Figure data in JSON
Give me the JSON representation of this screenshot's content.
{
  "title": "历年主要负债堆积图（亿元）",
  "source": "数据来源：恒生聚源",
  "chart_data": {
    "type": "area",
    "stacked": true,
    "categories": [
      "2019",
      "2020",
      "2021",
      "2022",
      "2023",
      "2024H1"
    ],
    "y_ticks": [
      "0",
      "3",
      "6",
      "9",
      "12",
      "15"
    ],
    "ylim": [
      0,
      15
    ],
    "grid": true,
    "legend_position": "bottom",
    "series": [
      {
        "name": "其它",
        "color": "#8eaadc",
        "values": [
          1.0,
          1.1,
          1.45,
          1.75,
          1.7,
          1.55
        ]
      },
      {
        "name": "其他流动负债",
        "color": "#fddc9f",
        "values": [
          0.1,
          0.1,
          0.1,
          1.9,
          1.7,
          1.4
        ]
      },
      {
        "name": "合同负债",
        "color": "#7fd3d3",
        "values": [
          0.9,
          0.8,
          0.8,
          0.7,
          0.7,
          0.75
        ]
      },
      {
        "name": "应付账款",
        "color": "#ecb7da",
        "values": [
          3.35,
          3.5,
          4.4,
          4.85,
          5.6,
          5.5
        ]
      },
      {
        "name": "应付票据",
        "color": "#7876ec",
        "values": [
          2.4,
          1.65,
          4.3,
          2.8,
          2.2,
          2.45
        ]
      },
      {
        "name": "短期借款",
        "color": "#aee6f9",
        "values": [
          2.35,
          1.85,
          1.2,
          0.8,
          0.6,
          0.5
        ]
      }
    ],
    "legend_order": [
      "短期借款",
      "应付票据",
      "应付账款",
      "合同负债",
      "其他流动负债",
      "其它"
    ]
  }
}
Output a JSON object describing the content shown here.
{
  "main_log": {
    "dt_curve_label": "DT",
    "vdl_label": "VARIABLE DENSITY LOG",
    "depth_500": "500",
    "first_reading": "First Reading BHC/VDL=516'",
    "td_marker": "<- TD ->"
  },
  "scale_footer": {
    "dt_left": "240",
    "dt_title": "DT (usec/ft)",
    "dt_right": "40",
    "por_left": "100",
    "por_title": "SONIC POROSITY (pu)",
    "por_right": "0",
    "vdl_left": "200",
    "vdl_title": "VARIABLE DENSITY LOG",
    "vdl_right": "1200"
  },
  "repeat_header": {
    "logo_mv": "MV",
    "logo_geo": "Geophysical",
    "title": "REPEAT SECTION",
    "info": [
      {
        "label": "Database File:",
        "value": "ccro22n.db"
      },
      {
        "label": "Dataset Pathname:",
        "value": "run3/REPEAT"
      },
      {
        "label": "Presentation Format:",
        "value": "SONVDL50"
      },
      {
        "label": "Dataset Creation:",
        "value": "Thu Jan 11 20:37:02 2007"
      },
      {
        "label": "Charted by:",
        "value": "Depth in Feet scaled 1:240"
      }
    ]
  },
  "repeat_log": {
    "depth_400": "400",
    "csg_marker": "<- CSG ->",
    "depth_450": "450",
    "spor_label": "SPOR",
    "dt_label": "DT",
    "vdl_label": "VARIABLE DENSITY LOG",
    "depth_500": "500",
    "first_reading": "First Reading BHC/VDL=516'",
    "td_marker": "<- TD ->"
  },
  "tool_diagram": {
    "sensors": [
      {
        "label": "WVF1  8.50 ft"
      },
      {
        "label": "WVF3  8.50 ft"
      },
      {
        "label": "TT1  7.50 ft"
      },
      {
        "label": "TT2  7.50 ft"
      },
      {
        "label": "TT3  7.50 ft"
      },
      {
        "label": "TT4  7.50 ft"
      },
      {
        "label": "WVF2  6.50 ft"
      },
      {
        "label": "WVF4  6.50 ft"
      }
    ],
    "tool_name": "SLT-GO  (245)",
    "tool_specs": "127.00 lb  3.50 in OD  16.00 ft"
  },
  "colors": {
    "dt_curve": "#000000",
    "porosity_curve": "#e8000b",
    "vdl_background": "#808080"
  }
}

• [What needs to be done] Give back the whole listing, word for word.

• [Response below]
Give me the JSON representation of this screenshot's content.
{
  "title": "历年主要负债堆积图（亿元）",
  "source": "数据来源：恒生聚源",
  "chart_data": {
    "type": "area",
    "stacked": true,
    "categories": [
      "2019",
      "2020",
      "2021",
      "2022",
      "2023",
      "2024H1"
    ],
    "y_ticks": [
      "0",
      "3",
      "6",
      "9",
      "12",
      "15"
    ],
    "ylim": [
      0,
      15
    ],
    "grid": true,
    "legend_position": "bottom",
    "series": [
      {
        "name": "其它",
        "color": "#8eaadc",
        "values": [
          1.0,
          1.1,
          1.45,
          1.75,
          1.7,
          1.55
        ]
      },
      {
        "name": "其他流动负债",
        "color": "#fddc9f",
        "values": [
          0.1,
          0.1,
          0.1,
          1.9,
          1.7,
          1.4
        ]
      },
      {
        "name": "合同负债",
        "color": "#7fd3d3",
        "values": [
          0.9,
          0.8,
          0.8,
          0.7,
          0.7,
          0.75
        ]
      },
      {
        "name": "应付账款",
        "color": "#ecb7da",
        "values": [
          3.35,
          3.5,
          4.4,
          4.85,
          5.6,
          5.5
        ]
      },
      {
        "name": "应付票据",
        "color": "#7876ec",
        "values": [
          2.4,
          1.65,
          4.3,
          2.8,
          2.2,
          2.45
        ]
      },
      {
        "name": "短期借款",
        "color": "#aee6f9",
        "values": [
          2.35,
          1.85,
          1.2,
          0.8,
          0.6,
          0.5
        ]
      }
    ],
    "legend_order": [
      "短期借款",
      "应付票据",
      "应付账款",
      "合同负债",
      "其他流动负债",
      "其它"
    ]
  }
}
Output a JSON object describing the content shown here.
{
  "main_log": {
    "dt_curve_label": "DT",
    "vdl_label": "VARIABLE DENSITY LOG",
    "depth_500": "500",
    "first_reading": "First Reading BHC/VDL=516'",
    "td_marker": "<- TD ->"
  },
  "scale_footer": {
    "dt_left": "240",
    "dt_title": "DT (usec/ft)",
    "dt_right": "40",
    "por_left": "100",
    "por_title": "SONIC POROSITY (pu)",
    "por_right": "0",
    "vdl_left": "200",
    "vdl_title": "VARIABLE DENSITY LOG",
    "vdl_right": "1200"
  },
  "repeat_header": {
    "logo_mv": "MV",
    "logo_geo": "Geophysical",
    "title": "REPEAT SECTION",
    "info": [
      {
        "label": "Database File:",
        "value": "ccro22n.db"
      },
      {
        "label": "Dataset Pathname:",
        "value": "run3/REPEAT"
      },
      {
        "label": "Presentation Format:",
        "value": "SONVDL50"
      },
      {
        "label": "Dataset Creation:",
        "value": "Thu Jan 11 20:37:02 2007"
      },
      {
        "label": "Charted by:",
        "value": "Depth in Feet scaled 1:240"
      }
    ]
  },
  "repeat_log": {
    "depth_400": "400",
    "csg_marker": "<- CSG ->",
    "depth_450": "450",
    "spor_label": "SPOR",
    "dt_label": "DT",
    "vdl_label": "VARIABLE DENSITY LOG",
    "depth_500": "500",
    "first_reading": "First Reading BHC/VDL=516'",
    "td_marker": "<- TD ->"
  },
  "tool_diagram": {
    "sensors": [
      {
        "label": "WVF1  8.50 ft"
      },
      {
        "label": "WVF3  8.50 ft"
      },
      {
        "label": "TT1  7.50 ft"
      },
      {
        "label": "TT2  7.50 ft"
      },
      {
        "label": "TT3  7.50 ft"
      },
      {
        "label": "TT4  7.50 ft"
      },
      {
        "label": "WVF2  6.50 ft"
      },
      {
        "label": "WVF4  6.50 ft"
      }
    ],
    "tool_name": "SLT-GO  (245)",
    "tool_specs": "127.00 lb  3.50 in OD  16.00 ft"
  },
  "colors": {
    "dt_curve": "#000000",
    "porosity_curve": "#e8000b",
    "vdl_background": "#808080"
  }
}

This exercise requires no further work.